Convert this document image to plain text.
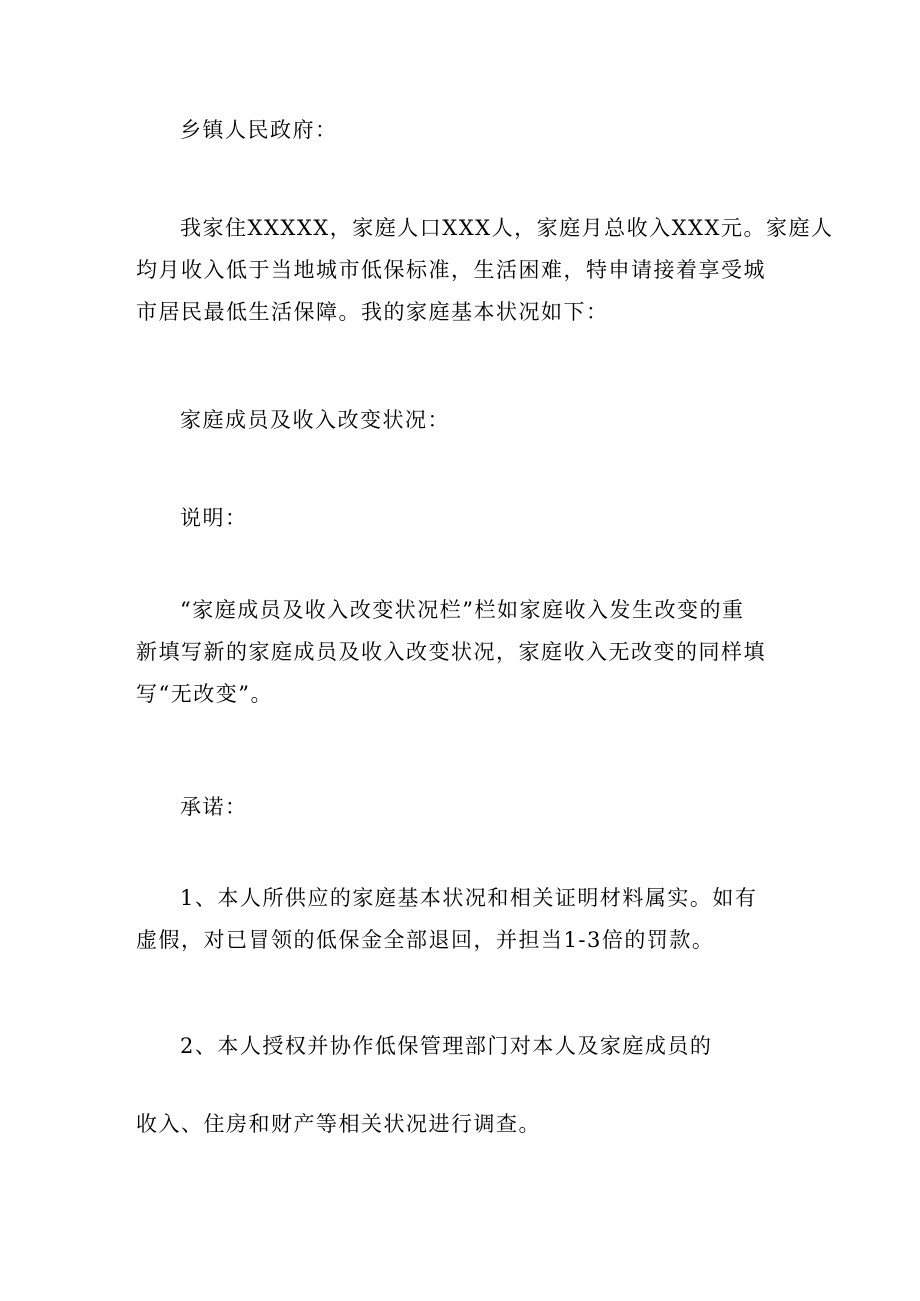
乡镇人民政府：

我家住XXXXX，家庭人口XXX人，家庭月总收入XXX元。家庭人
均月收入低于当地城市低保标准，生活困难，特申请接着享受城
市居民最低生活保障。我的家庭基本状况如下：

家庭成员及收入改变状况：

说明：

“家庭成员及收入改变状况栏”栏如家庭收入发生改变的重
新填写新的家庭成员及收入改变状况，家庭收入无改变的同样填
写“无改变”。

承诺：

1、本人所供应的家庭基本状况和相关证明材料属实。如有
虚假，对已冒领的低保金全部退回，并担当1-3倍的罚款。

2、本人授权并协作低保管理部门对本人及家庭成员的

收入、住房和财产等相关状况进行调查。
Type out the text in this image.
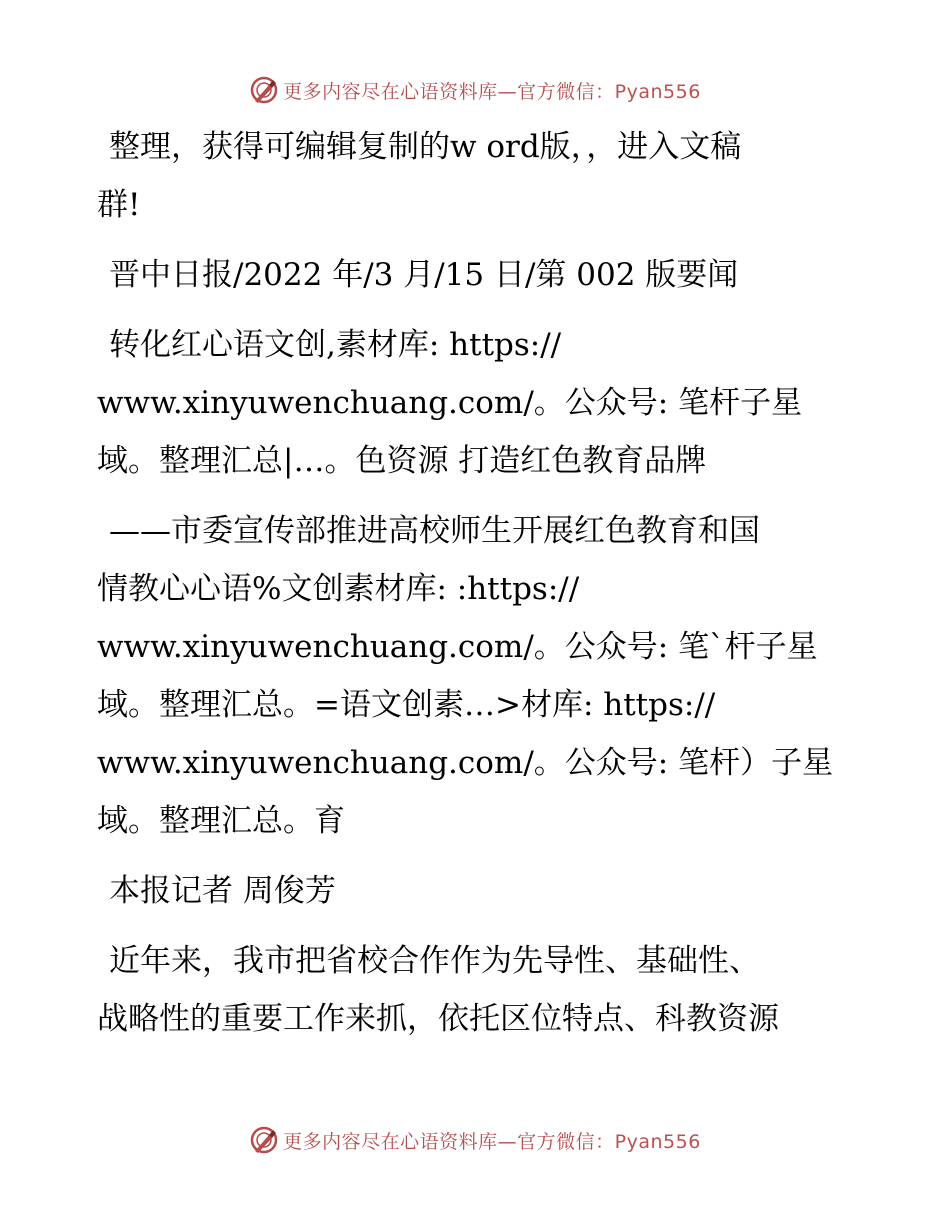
更多内容尽在心语资料库—官方微信：Pyan556
整理，获得可编辑复制的w ord版，，进入文稿
群!
晋中日报/2022 年/3 月/15 日/第 002 版要闻
转化红心语文创,素材库: https://
www.xinyuwenchuang.com/。公众号: 笔杆子星
域。整理汇总|…。色资源 打造红色教育品牌
——市委宣传部推进高校师生开展红色教育和国
情教心心语%文创素材库: :https://
www.xinyuwenchuang.com/。公众号: 笔`杆子星
域。整理汇总。=语文创素…>材库: https://
www.xinyuwenchuang.com/。公众号: 笔杆）子星
域。整理汇总。育
本报记者 周俊芳
近年来，我市把省校合作作为先导性、基础性、
战略性的重要工作来抓，依托区位特点、科教资源
更多内容尽在心语资料库—官方微信：Pyan556
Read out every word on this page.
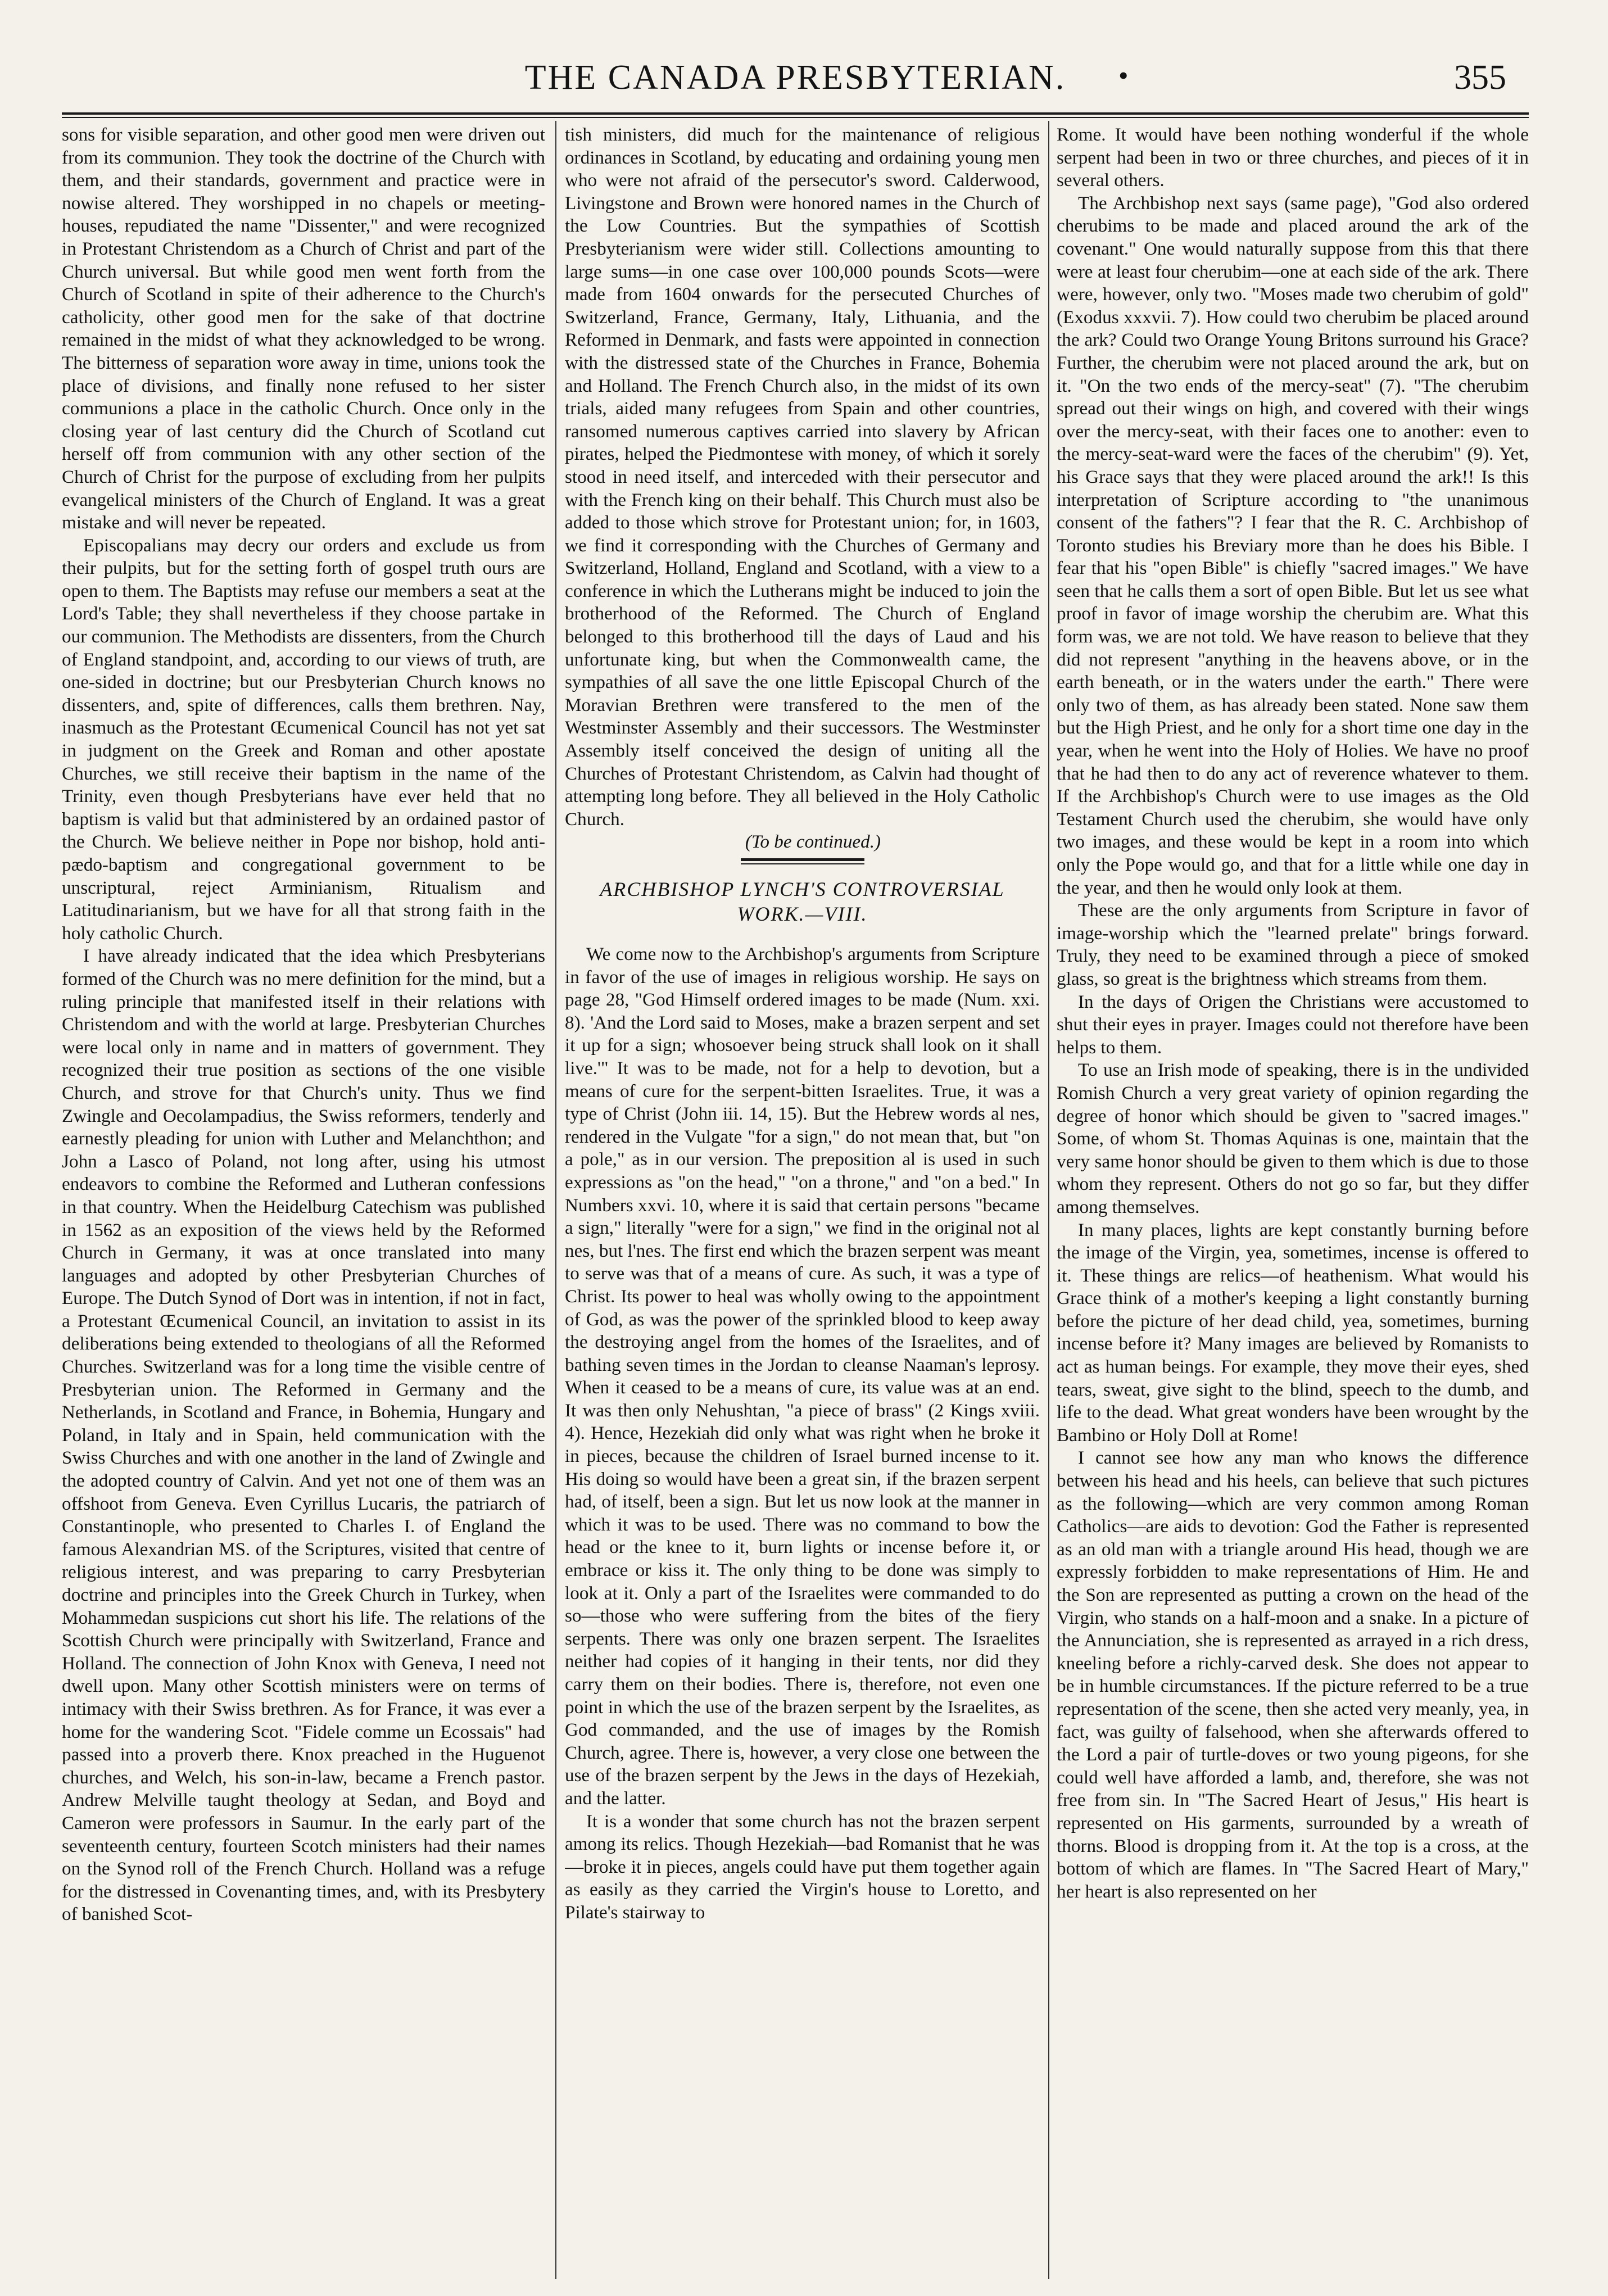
THE CANADA PRESBYTERIAN.	•	355

sons for visible separation, and other good men were driven out from its communion. They took the doctrine of the Church with them, and their standards, government and practice were in nowise altered. They worshipped in no chapels or meeting-houses, repudiated the name "Dissenter," and were recognized in Protestant Christendom as a Church of Christ and part of the Church universal. But while good men went forth from the Church of Scotland in spite of their adherence to the Church's catholicity, other good men for the sake of that doctrine remained in the midst of what they acknowledged to be wrong. The bitterness of separation wore away in time, unions took the place of divisions, and finally none refused to her sister communions a place in the catholic Church. Once only in the closing year of last century did the Church of Scotland cut herself off from communion with any other section of the Church of Christ for the purpose of excluding from her pulpits evangelical ministers of the Church of England. It was a great mistake and will never be repeated.

Episcopalians may decry our orders and exclude us from their pulpits, but for the setting forth of gospel truth ours are open to them. The Baptists may refuse our members a seat at the Lord's Table; they shall nevertheless if they choose partake in our communion. The Methodists are dissenters, from the Church of England standpoint, and, according to our views of truth, are one-sided in doctrine; but our Presbyterian Church knows no dissenters, and, spite of differences, calls them brethren. Nay, inasmuch as the Protestant Œcumenical Council has not yet sat in judgment on the Greek and Roman and other apostate Churches, we still receive their baptism in the name of the Trinity, even though Presbyterians have ever held that no baptism is valid but that administered by an ordained pastor of the Church. We believe neither in Pope nor bishop, hold anti-pædo-baptism and congregational government to be unscriptural, reject Arminianism, Ritualism and Latitudinarianism, but we have for all that strong faith in the holy catholic Church.

I have already indicated that the idea which Presbyterians formed of the Church was no mere definition for the mind, but a ruling principle that manifested itself in their relations with Christendom and with the world at large. Presbyterian Churches were local only in name and in matters of government. They recognized their true position as sections of the one visible Church, and strove for that Church's unity. Thus we find Zwingle and Oecolampadius, the Swiss reformers, tenderly and earnestly pleading for union with Luther and Melanchthon; and John a Lasco of Poland, not long after, using his utmost endeavors to combine the Reformed and Lutheran confessions in that country. When the Heidelburg Catechism was published in 1562 as an exposition of the views held by the Reformed Church in Germany, it was at once translated into many languages and adopted by other Presbyterian Churches of Europe. The Dutch Synod of Dort was in intention, if not in fact, a Protestant Œcumenical Council, an invitation to assist in its deliberations being extended to theologians of all the Reformed Churches. Switzerland was for a long time the visible centre of Presbyterian union. The Reformed in Germany and the Netherlands, in Scotland and France, in Bohemia, Hungary and Poland, in Italy and in Spain, held communication with the Swiss Churches and with one another in the land of Zwingle and the adopted country of Calvin. And yet not one of them was an offshoot from Geneva. Even Cyrillus Lucaris, the patriarch of Constantinople, who presented to Charles I. of England the famous Alexandrian MS. of the Scriptures, visited that centre of religious interest, and was preparing to carry Presbyterian doctrine and principles into the Greek Church in Turkey, when Mohammedan suspicions cut short his life. The relations of the Scottish Church were principally with Switzerland, France and Holland. The connection of John Knox with Geneva, I need not dwell upon. Many other Scottish ministers were on terms of intimacy with their Swiss brethren. As for France, it was ever a home for the wandering Scot. "Fidele comme un Ecossais" had passed into a proverb there. Knox preached in the Huguenot churches, and Welch, his son-in-law, became a French pastor. Andrew Melville taught theology at Sedan, and Boyd and Cameron were professors in Saumur. In the early part of the seventeenth century, fourteen Scotch ministers had their names on the Synod roll of the French Church. Holland was a refuge for the distressed in Covenanting times, and, with its Presbytery of banished Scot-

tish ministers, did much for the maintenance of religious ordinances in Scotland, by educating and ordaining young men who were not afraid of the persecutor's sword. Calderwood, Livingstone and Brown were honored names in the Church of the Low Countries. But the sympathies of Scottish Presbyterianism were wider still. Collections amounting to large sums—in one case over 100,000 pounds Scots—were made from 1604 onwards for the persecuted Churches of Switzerland, France, Germany, Italy, Lithuania, and the Reformed in Denmark, and fasts were appointed in connection with the distressed state of the Churches in France, Bohemia and Holland. The French Church also, in the midst of its own trials, aided many refugees from Spain and other countries, ransomed numerous captives carried into slavery by African pirates, helped the Piedmontese with money, of which it sorely stood in need itself, and interceded with their persecutor and with the French king on their behalf. This Church must also be added to those which strove for Protestant union; for, in 1603, we find it corresponding with the Churches of Germany and Switzerland, Holland, England and Scotland, with a view to a conference in which the Lutherans might be induced to join the brotherhood of the Reformed. The Church of England belonged to this brotherhood till the days of Laud and his unfortunate king, but when the Commonwealth came, the sympathies of all save the one little Episcopal Church of the Moravian Brethren were transfered to the men of the Westminster Assembly and their successors. The Westminster Assembly itself conceived the design of uniting all the Churches of Protestant Christendom, as Calvin had thought of attempting long before. They all believed in the Holy Catholic Church.

(To be continued.)

ARCHBISHOP LYNCH'S CONTROVERSIAL WORK.—VIII.

We come now to the Archbishop's arguments from Scripture in favor of the use of images in religious worship. He says on page 28, "God Himself ordered images to be made (Num. xxi. 8). 'And the Lord said to Moses, make a brazen serpent and set it up for a sign; whosoever being struck shall look on it shall live.'" It was to be made, not for a help to devotion, but a means of cure for the serpent-bitten Israelites. True, it was a type of Christ (John iii. 14, 15). But the Hebrew words al nes, rendered in the Vulgate "for a sign," do not mean that, but "on a pole," as in our version. The preposition al is used in such expressions as "on the head," "on a throne," and "on a bed." In Numbers xxvi. 10, where it is said that certain persons "became a sign," literally "were for a sign," we find in the original not al nes, but l'nes. The first end which the brazen serpent was meant to serve was that of a means of cure. As such, it was a type of Christ. Its power to heal was wholly owing to the appointment of God, as was the power of the sprinkled blood to keep away the destroying angel from the homes of the Israelites, and of bathing seven times in the Jordan to cleanse Naaman's leprosy. When it ceased to be a means of cure, its value was at an end. It was then only Nehushtan, "a piece of brass" (2 Kings xviii. 4). Hence, Hezekiah did only what was right when he broke it in pieces, because the children of Israel burned incense to it. His doing so would have been a great sin, if the brazen serpent had, of itself, been a sign. But let us now look at the manner in which it was to be used. There was no command to bow the head or the knee to it, burn lights or incense before it, or embrace or kiss it. The only thing to be done was simply to look at it. Only a part of the Israelites were commanded to do so—those who were suffering from the bites of the fiery serpents. There was only one brazen serpent. The Israelites neither had copies of it hanging in their tents, nor did they carry them on their bodies. There is, therefore, not even one point in which the use of the brazen serpent by the Israelites, as God commanded, and the use of images by the Romish Church, agree. There is, however, a very close one between the use of the brazen serpent by the Jews in the days of Hezekiah, and the latter.

It is a wonder that some church has not the brazen serpent among its relics. Though Hezekiah—bad Romanist that he was—broke it in pieces, angels could have put them together again as easily as they carried the Virgin's house to Loretto, and Pilate's stairway to

Rome. It would have been nothing wonderful if the whole serpent had been in two or three churches, and pieces of it in several others.

The Archbishop next says (same page), "God also ordered cherubims to be made and placed around the ark of the covenant." One would naturally suppose from this that there were at least four cherubim—one at each side of the ark. There were, however, only two. "Moses made two cherubim of gold" (Exodus xxxvii. 7). How could two cherubim be placed around the ark? Could two Orange Young Britons surround his Grace? Further, the cherubim were not placed around the ark, but on it. "On the two ends of the mercy-seat" (7). "The cherubim spread out their wings on high, and covered with their wings over the mercy-seat, with their faces one to another: even to the mercy-seat-ward were the faces of the cherubim" (9). Yet, his Grace says that they were placed around the ark!! Is this interpretation of Scripture according to "the unanimous consent of the fathers"? I fear that the R. C. Archbishop of Toronto studies his Breviary more than he does his Bible. I fear that his "open Bible" is chiefly "sacred images." We have seen that he calls them a sort of open Bible. But let us see what proof in favor of image worship the cherubim are. What this form was, we are not told. We have reason to believe that they did not represent "anything in the heavens above, or in the earth beneath, or in the waters under the earth." There were only two of them, as has already been stated. None saw them but the High Priest, and he only for a short time one day in the year, when he went into the Holy of Holies. We have no proof that he had then to do any act of reverence whatever to them. If the Archbishop's Church were to use images as the Old Testament Church used the cherubim, she would have only two images, and these would be kept in a room into which only the Pope would go, and that for a little while one day in the year, and then he would only look at them.

These are the only arguments from Scripture in favor of image-worship which the "learned prelate" brings forward. Truly, they need to be examined through a piece of smoked glass, so great is the brightness which streams from them.

In the days of Origen the Christians were accustomed to shut their eyes in prayer. Images could not therefore have been helps to them.

To use an Irish mode of speaking, there is in the undivided Romish Church a very great variety of opinion regarding the degree of honor which should be given to "sacred images." Some, of whom St. Thomas Aquinas is one, maintain that the very same honor should be given to them which is due to those whom they represent. Others do not go so far, but they differ among themselves.

In many places, lights are kept constantly burning before the image of the Virgin, yea, sometimes, incense is offered to it. These things are relics—of heathenism. What would his Grace think of a mother's keeping a light constantly burning before the picture of her dead child, yea, sometimes, burning incense before it? Many images are believed by Romanists to act as human beings. For example, they move their eyes, shed tears, sweat, give sight to the blind, speech to the dumb, and life to the dead. What great wonders have been wrought by the Bambino or Holy Doll at Rome!

I cannot see how any man who knows the difference between his head and his heels, can believe that such pictures as the following—which are very common among Roman Catholics—are aids to devotion: God the Father is represented as an old man with a triangle around His head, though we are expressly forbidden to make representations of Him. He and the Son are represented as putting a crown on the head of the Virgin, who stands on a half-moon and a snake. In a picture of the Annunciation, she is represented as arrayed in a rich dress, kneeling before a richly-carved desk. She does not appear to be in humble circumstances. If the picture referred to be a true representation of the scene, then she acted very meanly, yea, in fact, was guilty of falsehood, when she afterwards offered to the Lord a pair of turtle-doves or two young pigeons, for she could well have afforded a lamb, and, therefore, she was not free from sin. In "The Sacred Heart of Jesus," His heart is represented on His garments, surrounded by a wreath of thorns. Blood is dropping from it. At the top is a cross, at the bottom of which are flames. In "The Sacred Heart of Mary," her heart is also represented on her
◆ ◆ ◆
**Exercise goal:**
Give the number of lines in the entries above that include the string "https". No other output is expected.

**Written answer:**
3